-- begin SOURCE DATA --
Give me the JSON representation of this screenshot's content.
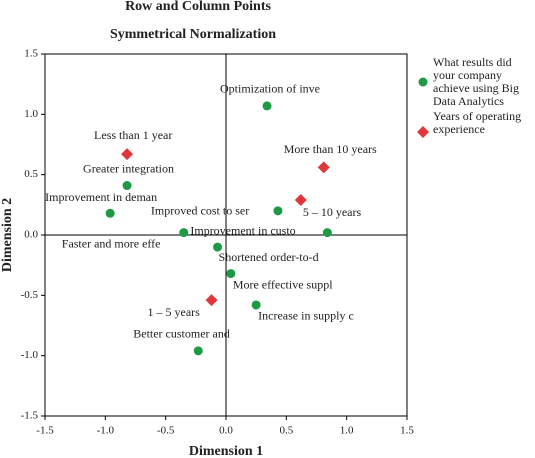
{
  "chart_data": {
    "type": "scatter",
    "title": "Row and Column Points",
    "subtitle": "Symmetrical Normalization",
    "x_label": "Dimension 1",
    "y_label": "Dimension 2",
    "xlim": [
      -1.5,
      1.5
    ],
    "ylim": [
      -1.5,
      1.5
    ],
    "xticks": [
      -1.5,
      {
        "value": -1,
        "label": "-1.0"
      },
      -0.5,
      {
        "value": 0,
        "label": "0.0"
      },
      0.5,
      {
        "value": 1,
        "label": "1.0"
      },
      1.5
    ],
    "yticks": [
      -1.5,
      {
        "value": -1,
        "label": "-1.0"
      },
      -0.5,
      {
        "value": 0,
        "label": "0.0"
      },
      0.5,
      {
        "value": 1,
        "label": "1.0"
      },
      1.5
    ],
    "series": [
      {
        "name": "What results did your company achieve using Big Data Analytics",
        "color": "#1e9a45",
        "marker": "circle",
        "labels": [
          "Optimization of inve",
          "Greater integration",
          "Improvement in deman",
          "Improved cost to ser",
          "Improvement in custo",
          "Faster and more effe",
          "Shortened order-to-d",
          "More effective suppl",
          "Increase in supply c",
          "Better customer and"
        ],
        "x": [
          0.34,
          -0.82,
          -0.96,
          0.43,
          0.84,
          -0.35,
          -0.07,
          0.04,
          0.25,
          -0.23
        ],
        "values": [
          1.07,
          0.41,
          0.18,
          0.2,
          0.02,
          0.02,
          -0.1,
          -0.32,
          -0.58,
          -0.96
        ]
      },
      {
        "name": "Years of operating experience",
        "color": "#e0373c",
        "marker": "diamond",
        "labels": [
          "Less than 1 year",
          "More than 10 years",
          "5 – 10 years",
          "1 – 5 years"
        ],
        "x": [
          -0.82,
          0.81,
          0.62,
          -0.12
        ],
        "values": [
          0.67,
          0.56,
          0.29,
          -0.54
        ]
      }
    ]
  }
}
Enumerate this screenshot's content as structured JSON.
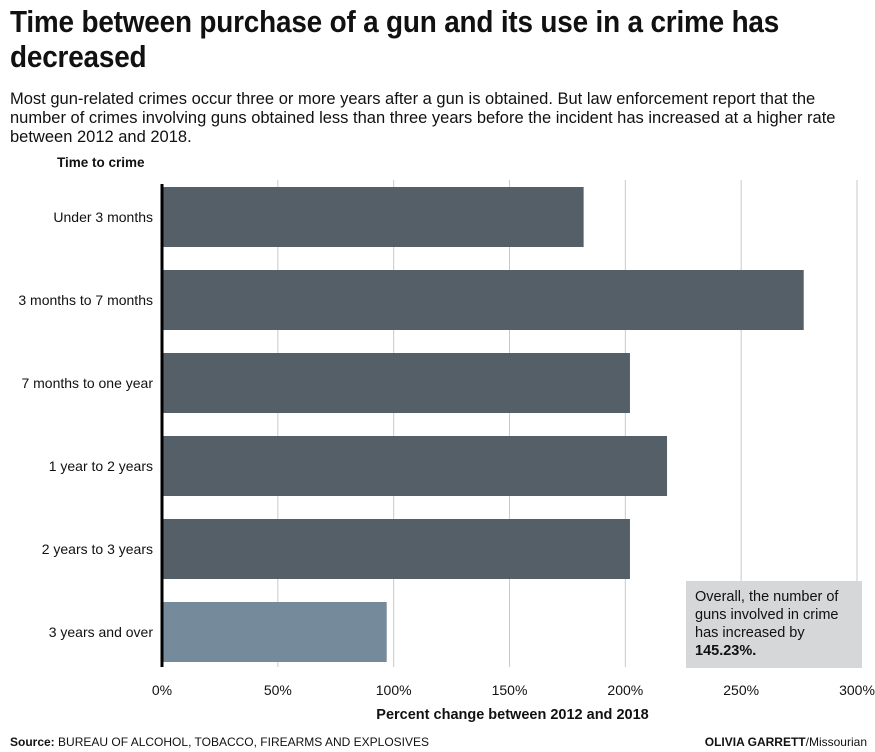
{
  "header": {
    "title": "Time between purchase of a gun and its use in a crime has decreased",
    "subtitle": "Most gun-related crimes occur three or more years after a gun is obtained. But law enforcement report that the number of crimes involving guns obtained less than three years before the incident has increased at a higher rate between 2012 and 2018."
  },
  "chart_data": {
    "type": "bar",
    "orientation": "horizontal",
    "title": "Time between purchase of a gun and its use in a crime has decreased",
    "ylabel": "Time to crime",
    "xlabel": "Percent change between 2012 and 2018",
    "categories": [
      "Under 3 months",
      "3 months to 7 months",
      "7 months to one year",
      "1 year to 2 years",
      "2 years to 3 years",
      "3 years and over"
    ],
    "values": [
      182,
      277,
      202,
      218,
      202,
      97
    ],
    "xlim": [
      0,
      300
    ],
    "xticks": [
      0,
      50,
      100,
      150,
      200,
      250,
      300
    ],
    "xtick_labels": [
      "0%",
      "50%",
      "100%",
      "150%",
      "200%",
      "250%",
      "300%"
    ],
    "grid": "vertical",
    "colors": {
      "bar": "#555f68",
      "highlight_bar": "#758b9b",
      "grid": "#c9c9c9",
      "axis": "#000000"
    },
    "highlight_category": "3 years and over"
  },
  "callout": {
    "text": "Overall, the number of guns involved in crime has increased by",
    "value": "145.23",
    "suffix": "%."
  },
  "footer": {
    "source_label": "Source:",
    "source_text": "BUREAU OF ALCOHOL, TOBACCO, FIREARMS AND EXPLOSIVES",
    "credit_name": "OLIVIA GARRETT",
    "credit_org": "/Missourian"
  }
}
-- end SOURCE DATA --
OBJECTIVE
Write out the records above exactly as they appear, leaving out any pictures.

ANSWER IN FULL
Give me the JSON representation of this screenshot's content.
{
  "chart_data": {
    "type": "scatter",
    "title": "Row and Column Points",
    "subtitle": "Symmetrical Normalization",
    "x_label": "Dimension 1",
    "y_label": "Dimension 2",
    "xlim": [
      -1.5,
      1.5
    ],
    "ylim": [
      -1.5,
      1.5
    ],
    "xticks": [
      -1.5,
      {
        "value": -1,
        "label": "-1.0"
      },
      -0.5,
      {
        "value": 0,
        "label": "0.0"
      },
      0.5,
      {
        "value": 1,
        "label": "1.0"
      },
      1.5
    ],
    "yticks": [
      -1.5,
      {
        "value": -1,
        "label": "-1.0"
      },
      -0.5,
      {
        "value": 0,
        "label": "0.0"
      },
      0.5,
      {
        "value": 1,
        "label": "1.0"
      },
      1.5
    ],
    "series": [
      {
        "name": "What results did your company achieve using Big Data Analytics",
        "color": "#1e9a45",
        "marker": "circle",
        "labels": [
          "Optimization of inve",
          "Greater integration",
          "Improvement in deman",
          "Improved cost to ser",
          "Improvement in custo",
          "Faster and more effe",
          "Shortened order-to-d",
          "More effective suppl",
          "Increase in supply c",
          "Better customer and"
        ],
        "x": [
          0.34,
          -0.82,
          -0.96,
          0.43,
          0.84,
          -0.35,
          -0.07,
          0.04,
          0.25,
          -0.23
        ],
        "values": [
          1.07,
          0.41,
          0.18,
          0.2,
          0.02,
          0.02,
          -0.1,
          -0.32,
          -0.58,
          -0.96
        ]
      },
      {
        "name": "Years of operating experience",
        "color": "#e0373c",
        "marker": "diamond",
        "labels": [
          "Less than 1 year",
          "More than 10 years",
          "5 – 10 years",
          "1 – 5 years"
        ],
        "x": [
          -0.82,
          0.81,
          0.62,
          -0.12
        ],
        "values": [
          0.67,
          0.56,
          0.29,
          -0.54
        ]
      }
    ]
  }
}
Enumerate this screenshot's content as structured JSON.
{
  "header": {
    "title": "Time between purchase of a gun and its use in a crime has decreased",
    "subtitle": "Most gun-related crimes occur three or more years after a gun is obtained. But law enforcement report that the number of crimes involving guns obtained less than three years before the incident has increased at a higher rate between 2012 and 2018."
  },
  "chart_data": {
    "type": "bar",
    "orientation": "horizontal",
    "title": "Time between purchase of a gun and its use in a crime has decreased",
    "ylabel": "Time to crime",
    "xlabel": "Percent change between 2012 and 2018",
    "categories": [
      "Under 3 months",
      "3 months to 7 months",
      "7 months to one year",
      "1 year to 2 years",
      "2 years to 3 years",
      "3 years and over"
    ],
    "values": [
      182,
      277,
      202,
      218,
      202,
      97
    ],
    "xlim": [
      0,
      300
    ],
    "xticks": [
      0,
      50,
      100,
      150,
      200,
      250,
      300
    ],
    "xtick_labels": [
      "0%",
      "50%",
      "100%",
      "150%",
      "200%",
      "250%",
      "300%"
    ],
    "grid": "vertical",
    "colors": {
      "bar": "#555f68",
      "highlight_bar": "#758b9b",
      "grid": "#c9c9c9",
      "axis": "#000000"
    },
    "highlight_category": "3 years and over"
  },
  "callout": {
    "text": "Overall, the number of guns involved in crime has increased by",
    "value": "145.23",
    "suffix": "%."
  },
  "footer": {
    "source_label": "Source:",
    "source_text": "BUREAU OF ALCOHOL, TOBACCO, FIREARMS AND EXPLOSIVES",
    "credit_name": "OLIVIA GARRETT",
    "credit_org": "/Missourian"
  }
}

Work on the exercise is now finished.